- [Saved data entries]
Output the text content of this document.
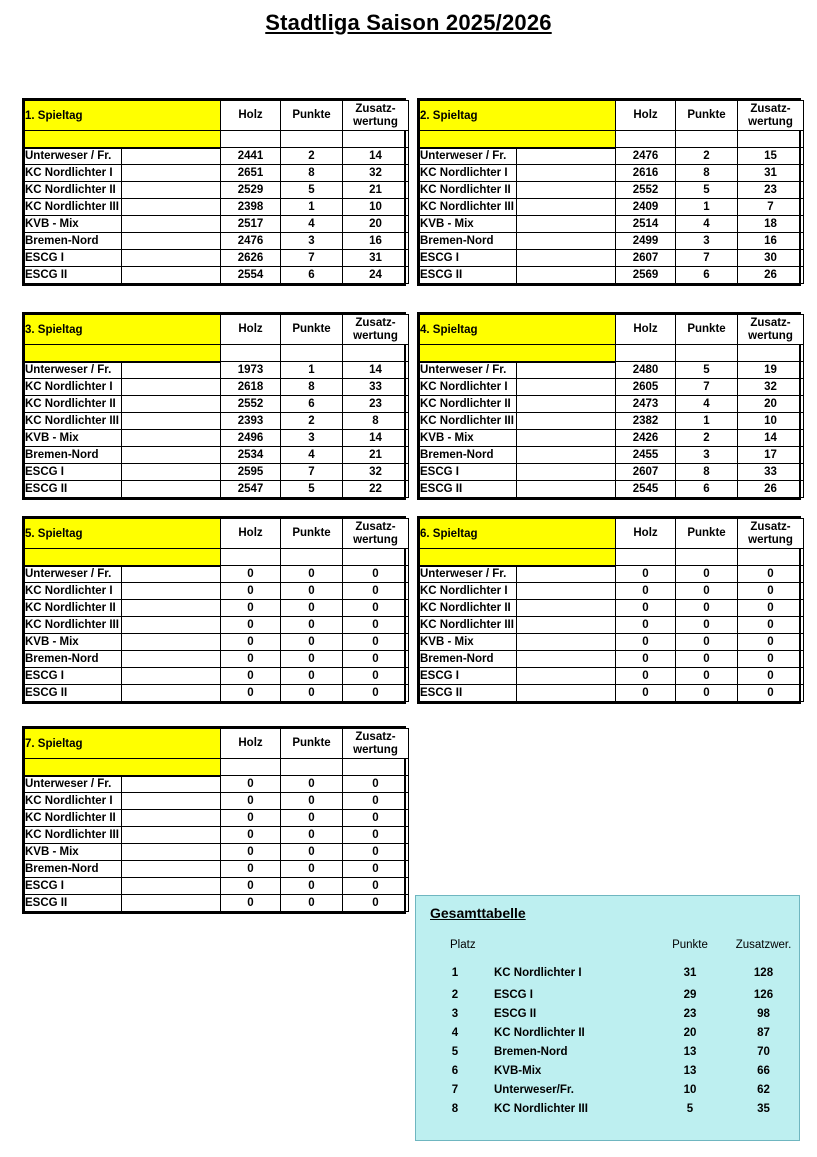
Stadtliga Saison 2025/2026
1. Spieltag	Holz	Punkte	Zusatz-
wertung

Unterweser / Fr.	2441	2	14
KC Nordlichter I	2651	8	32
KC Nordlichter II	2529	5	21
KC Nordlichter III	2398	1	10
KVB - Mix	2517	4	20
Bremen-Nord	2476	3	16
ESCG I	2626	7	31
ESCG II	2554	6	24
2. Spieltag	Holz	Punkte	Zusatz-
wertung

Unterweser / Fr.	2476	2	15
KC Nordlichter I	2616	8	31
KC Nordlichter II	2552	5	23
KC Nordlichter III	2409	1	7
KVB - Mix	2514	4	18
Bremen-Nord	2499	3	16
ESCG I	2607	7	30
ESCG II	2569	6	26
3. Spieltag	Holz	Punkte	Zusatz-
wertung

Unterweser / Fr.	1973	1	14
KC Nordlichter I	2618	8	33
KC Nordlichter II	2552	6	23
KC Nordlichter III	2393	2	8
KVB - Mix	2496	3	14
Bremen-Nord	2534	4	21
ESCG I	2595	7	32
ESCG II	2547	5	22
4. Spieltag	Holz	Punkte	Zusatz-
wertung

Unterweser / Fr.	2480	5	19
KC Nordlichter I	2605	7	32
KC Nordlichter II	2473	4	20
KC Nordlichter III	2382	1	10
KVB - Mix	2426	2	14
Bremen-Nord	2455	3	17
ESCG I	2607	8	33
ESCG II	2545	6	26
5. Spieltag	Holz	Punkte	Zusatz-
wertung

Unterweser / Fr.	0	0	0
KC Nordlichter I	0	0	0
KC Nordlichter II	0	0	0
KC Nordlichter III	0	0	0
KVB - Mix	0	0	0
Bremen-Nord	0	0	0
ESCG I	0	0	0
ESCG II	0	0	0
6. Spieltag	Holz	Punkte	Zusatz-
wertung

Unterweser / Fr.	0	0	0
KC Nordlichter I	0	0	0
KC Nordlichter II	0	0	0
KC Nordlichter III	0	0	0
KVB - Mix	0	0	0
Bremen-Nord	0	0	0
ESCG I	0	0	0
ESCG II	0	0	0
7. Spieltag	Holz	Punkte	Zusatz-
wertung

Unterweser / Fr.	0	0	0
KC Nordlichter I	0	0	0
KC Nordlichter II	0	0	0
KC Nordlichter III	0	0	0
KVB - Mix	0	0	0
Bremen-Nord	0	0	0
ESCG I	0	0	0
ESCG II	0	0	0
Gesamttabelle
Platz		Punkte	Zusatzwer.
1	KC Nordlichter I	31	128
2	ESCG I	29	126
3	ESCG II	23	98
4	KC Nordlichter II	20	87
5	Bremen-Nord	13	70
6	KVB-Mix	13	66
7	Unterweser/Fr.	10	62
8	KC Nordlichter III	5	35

- [Aim] Scan the data for the word "Holz" and copy every line where it shows up.

- [Answer to the task]
1. Spieltag	Holz	Punkte	Zusatz-
2. Spieltag	Holz	Punkte	Zusatz-
3. Spieltag	Holz	Punkte	Zusatz-
4. Spieltag	Holz	Punkte	Zusatz-
5. Spieltag	Holz	Punkte	Zusatz-
6. Spieltag	Holz	Punkte	Zusatz-
7. Spieltag	Holz	Punkte	Zusatz-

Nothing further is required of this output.